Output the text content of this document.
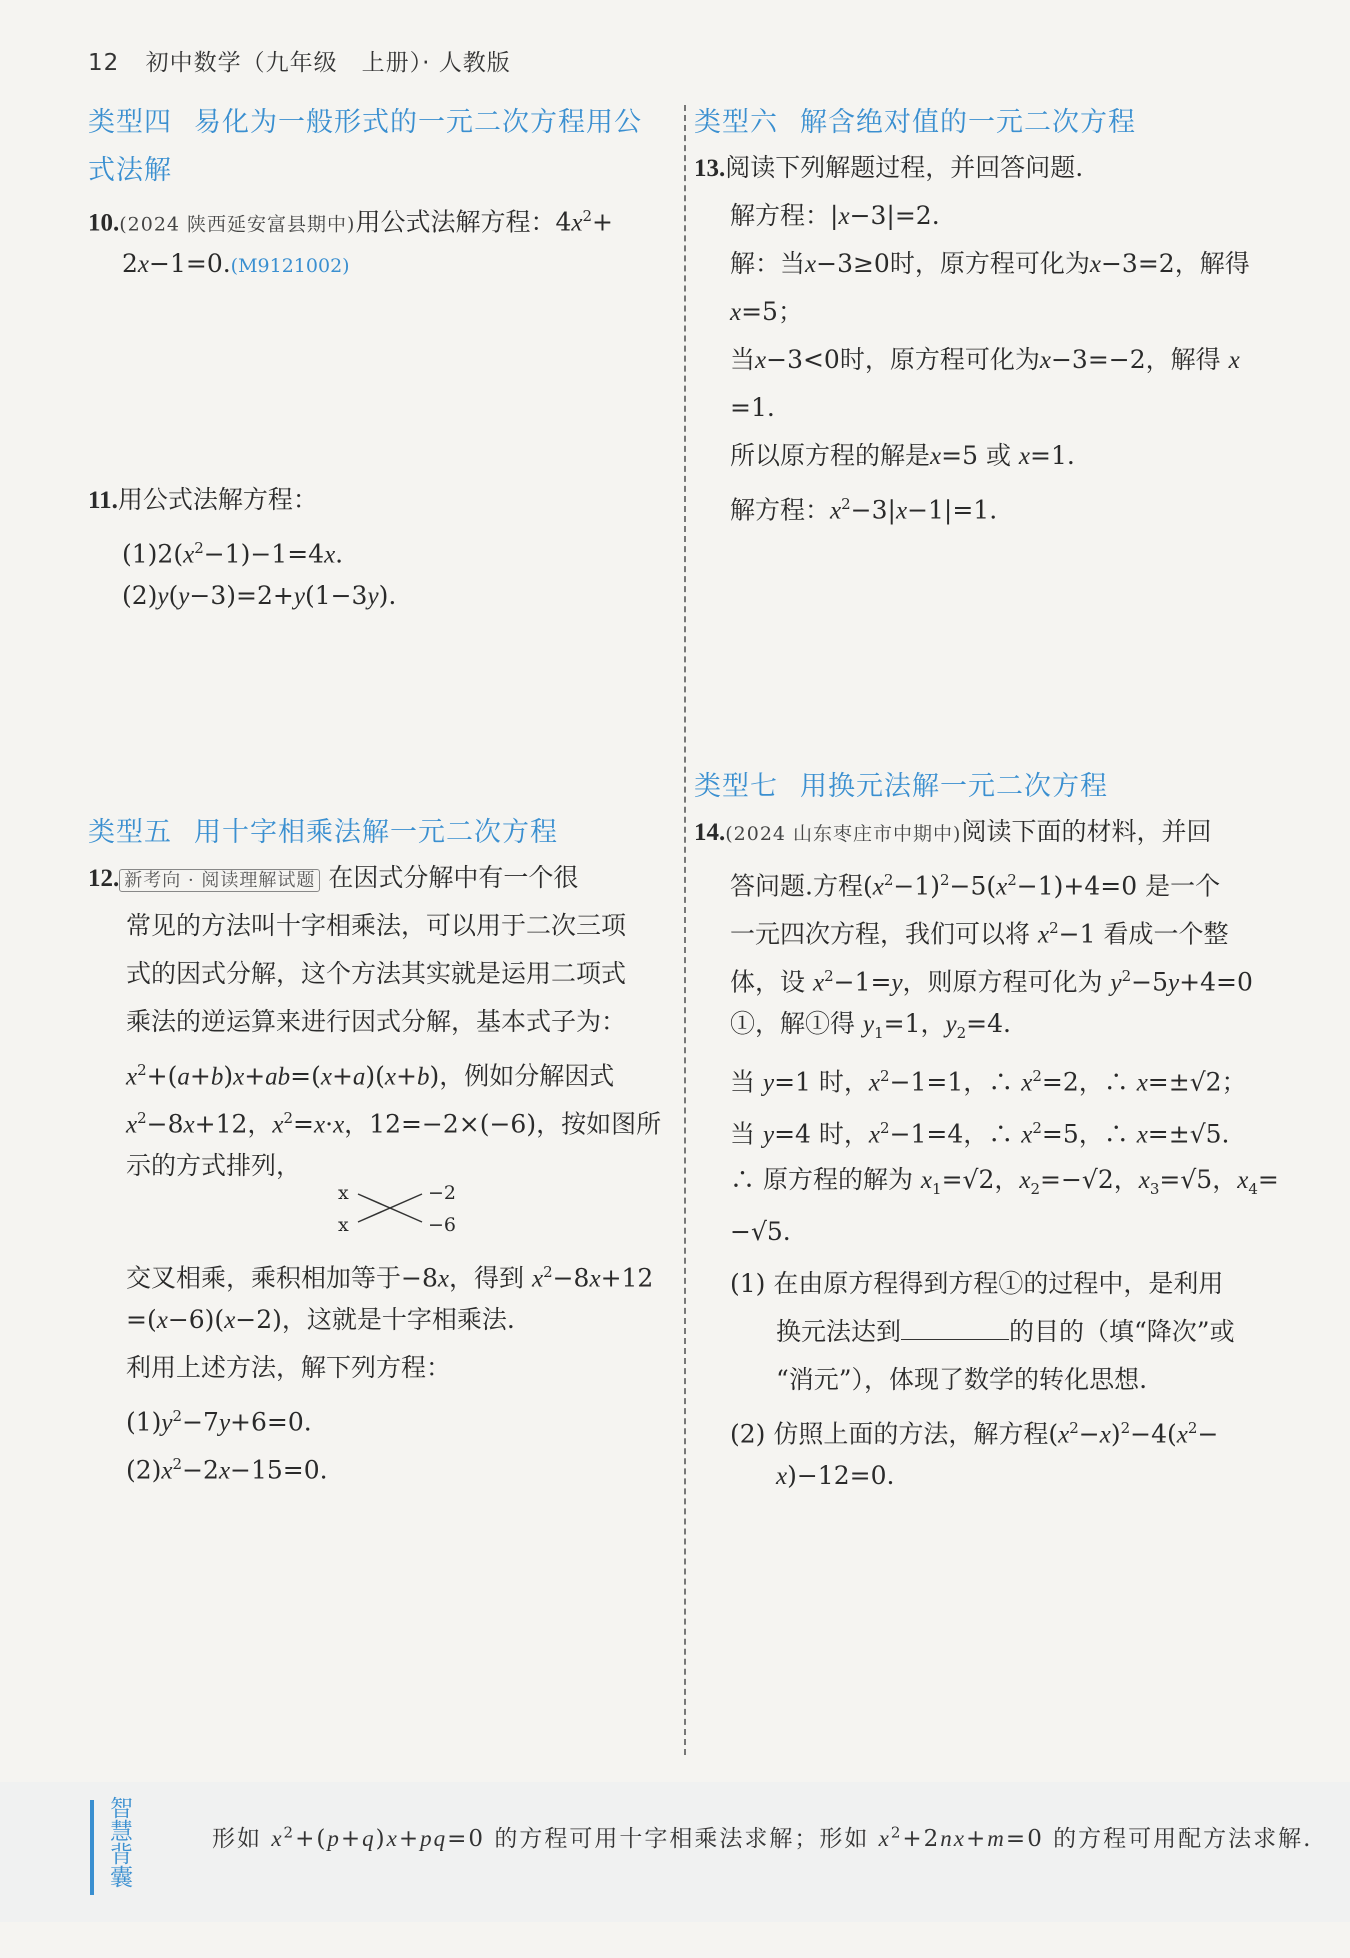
12 初中数学（九年级　上册）· 人教版
类型四 易化为一般形式的一元二次方程用公
式法解
10.(2024 陕西延安富县期中)用公式法解方程：$4x^2+$
2x−1=0.(M9121002)
11.用公式法解方程：
$(1)2(x^2-1)-1=4x$.
(2)y(y−3)=2+y(1−3y).
类型五 用十字相乘法解一元二次方程
12. 新考向 · 阅读理解试题 在因式分解中有一个很
常见的方法叫十字相乘法，可以用于二次三项
式的因式分解，这个方法其实就是运用二项式
乘法的逆运算来进行因式分解，基本式子为：
$x^2+(a+b)x+ab=(x+a)(x+b)$，例如分解因式
$x^2-8x+12$，$x^2=x\cdot x$，12=−2×(−6)，按如图所
示的方式排列，
x
x
−2
−6
交叉相乘，乘积相加等于−8x，得到 $x^2-8x+12$
=(x−6)(x−2)，这就是十字相乘法.
利用上述方法，解下列方程：
$(1)y^2-7y+6=0$.
$(2)x^2-2x-15=0$.
类型六 解含绝对值的一元二次方程
13.阅读下列解题过程，并回答问题.
解方程：|x−3|=2.
解：当x−3≥0时，原方程可化为x−3=2，解得
x=5；
当x−3<0时，原方程可化为x−3=−2，解得 x
=1.
所以原方程的解是x=5 或 x=1.
解方程：$x^2-3|x-1|=1$.
类型七 用换元法解一元二次方程
14.(2024 山东枣庄市中期中)阅读下面的材料，并回
答问题.方程$(x^2-1)^2-5(x^2-1)+4=0$ 是一个
一元四次方程，我们可以将 $x^2-1$ 看成一个整
体，设 $x^2-1=y$，则原方程可化为 $y^2-5y+4=0$
①，解①得 $y_1=1$，$y_2=4$.
当 y=1 时，$x^2-1=1$，∴ $x^2=2$，∴ x=±√2；
当 y=4 时，$x^2-1=4$，∴ $x^2=5$，∴ x=±√5.
∴ 原方程的解为 $x_1=√2$，$x_2=-√2$，$x_3=√5$，$x_4=$
−√5.
(1) 在由原方程得到方程①的过程中，是利用
换元法达到	的目的（填“降次”或
“消元”），体现了数学的转化思想.
(2) 仿照上面的方法，解方程$(x^2-x)^2-4(x^2-$
x)−12=0.
智慧背囊	形如 $x^2+(p+q)x+pq=0$ 的方程可用十字相乘法求解；形如 $x^2+2nx+m=0$ 的方程可用配方法求解.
------------
* [Problem details]: Repeat the listing in full and exactly. Leave any pictures out.

* [Task result]:
Output the text content of this document.
12 初中数学（九年级　上册）· 人教版
类型四 易化为一般形式的一元二次方程用公
式法解
10.(2024 陕西延安富县期中)用公式法解方程：$4x^2+$
2x−1=0.(M9121002)
11.用公式法解方程：
$(1)2(x^2-1)-1=4x$.
(2)y(y−3)=2+y(1−3y).
类型五 用十字相乘法解一元二次方程
12. 新考向 · 阅读理解试题 在因式分解中有一个很
常见的方法叫十字相乘法，可以用于二次三项
式的因式分解，这个方法其实就是运用二项式
乘法的逆运算来进行因式分解，基本式子为：
$x^2+(a+b)x+ab=(x+a)(x+b)$，例如分解因式
$x^2-8x+12$，$x^2=x\cdot x$，12=−2×(−6)，按如图所
示的方式排列，
x
x
−2
−6
交叉相乘，乘积相加等于−8x，得到 $x^2-8x+12$
=(x−6)(x−2)，这就是十字相乘法.
利用上述方法，解下列方程：
$(1)y^2-7y+6=0$.
$(2)x^2-2x-15=0$.
类型六 解含绝对值的一元二次方程
13.阅读下列解题过程，并回答问题.
解方程：|x−3|=2.
解：当x−3≥0时，原方程可化为x−3=2，解得
x=5；
当x−3<0时，原方程可化为x−3=−2，解得 x
=1.
所以原方程的解是x=5 或 x=1.
解方程：$x^2-3|x-1|=1$.
类型七 用换元法解一元二次方程
14.(2024 山东枣庄市中期中)阅读下面的材料，并回
答问题.方程$(x^2-1)^2-5(x^2-1)+4=0$ 是一个
一元四次方程，我们可以将 $x^2-1$ 看成一个整
体，设 $x^2-1=y$，则原方程可化为 $y^2-5y+4=0$
①，解①得 $y_1=1$，$y_2=4$.
当 y=1 时，$x^2-1=1$，∴ $x^2=2$，∴ x=±√2；
当 y=4 时，$x^2-1=4$，∴ $x^2=5$，∴ x=±√5.
∴ 原方程的解为 $x_1=√2$，$x_2=-√2$，$x_3=√5$，$x_4=$
−√5.
(1) 在由原方程得到方程①的过程中，是利用
换元法达到	的目的（填“降次”或
“消元”），体现了数学的转化思想.
(2) 仿照上面的方法，解方程$(x^2-x)^2-4(x^2-$
x)−12=0.
智慧背囊	形如 $x^2+(p+q)x+pq=0$ 的方程可用十字相乘法求解；形如 $x^2+2nx+m=0$ 的方程可用配方法求解.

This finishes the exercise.